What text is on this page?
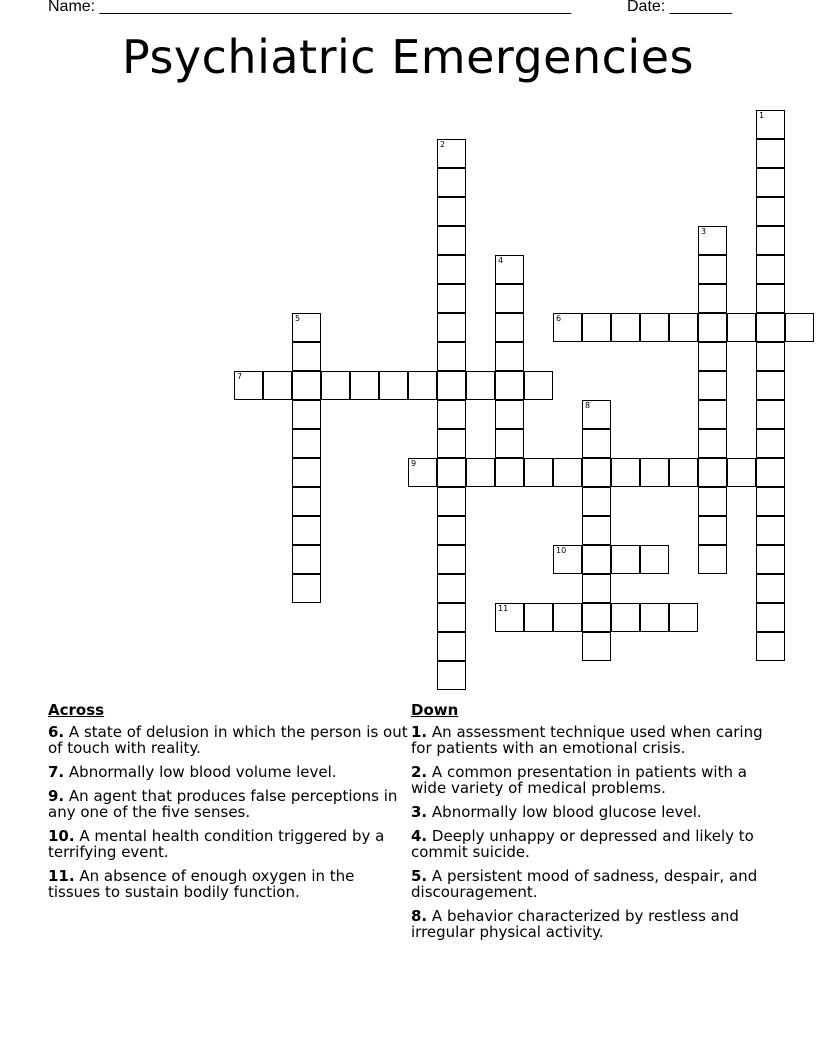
Name: _____________________________________________________	Date: _______
Psychiatric Emergencies
1
2
3
4
5	6
7
8
9
10
11
Across
6. A state of delusion in which the person is out of touch with reality.
7. Abnormally low blood volume level.
9. An agent that produces false perceptions in any one of the five senses.
10. A mental health condition triggered by a terrifying event.
11. An absence of enough oxygen in the tissues to sustain bodily function.
Down
1. An assessment technique used when caring for patients with an emotional crisis.
2. A common presentation in patients with a wide variety of medical problems.
3. Abnormally low blood glucose level.
4. Deeply unhappy or depressed and likely to commit suicide.
5. A persistent mood of sadness, despair, and discouragement.
8. A behavior characterized by restless and irregular physical activity.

*Work task:* Look for the word "blood" in the data, then return every line that contains it.

*Expected answer:*
7. Abnormally low blood volume level.
3. Abnormally low blood glucose level.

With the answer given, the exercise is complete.